__Written task__: Restate all of the entries exactly, dropping any pictures they hold.

Items from a figure collection
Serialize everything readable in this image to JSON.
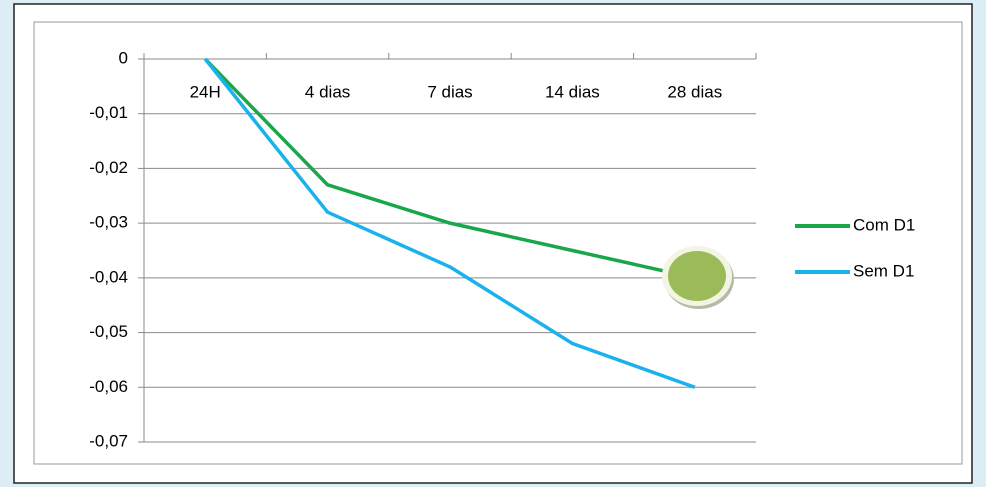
{
  "chart_data": {
    "type": "line",
    "categories": [
      "24H",
      "4 dias",
      "7 dias",
      "14 dias",
      "28 dias"
    ],
    "series": [
      {
        "name": "Com D1",
        "color": "#1aa64a",
        "values": [
          0,
          -0.023,
          -0.03,
          -0.035,
          -0.04
        ]
      },
      {
        "name": "Sem D1",
        "color": "#1ab2ec",
        "values": [
          0,
          -0.028,
          -0.038,
          -0.052,
          -0.06
        ]
      }
    ],
    "ylim": [
      -0.07,
      0
    ],
    "yticks": [
      0,
      -0.01,
      -0.02,
      -0.03,
      -0.04,
      -0.05,
      -0.06,
      -0.07
    ],
    "ytick_labels": [
      "0",
      "-0,01",
      "-0,02",
      "-0,03",
      "-0,04",
      "-0,05",
      "-0,06",
      "-0,07"
    ],
    "grid": true,
    "legend": "right"
  }
}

__Answer to this task__:
Serialize everything readable in this image to JSON.
{
  "chart_data": {
    "type": "line",
    "categories": [
      "24H",
      "4 dias",
      "7 dias",
      "14 dias",
      "28 dias"
    ],
    "series": [
      {
        "name": "Com D1",
        "color": "#1aa64a",
        "values": [
          0,
          -0.023,
          -0.03,
          -0.035,
          -0.04
        ]
      },
      {
        "name": "Sem D1",
        "color": "#1ab2ec",
        "values": [
          0,
          -0.028,
          -0.038,
          -0.052,
          -0.06
        ]
      }
    ],
    "ylim": [
      -0.07,
      0
    ],
    "yticks": [
      0,
      -0.01,
      -0.02,
      -0.03,
      -0.04,
      -0.05,
      -0.06,
      -0.07
    ],
    "ytick_labels": [
      "0",
      "-0,01",
      "-0,02",
      "-0,03",
      "-0,04",
      "-0,05",
      "-0,06",
      "-0,07"
    ],
    "grid": true,
    "legend": "right"
  }
}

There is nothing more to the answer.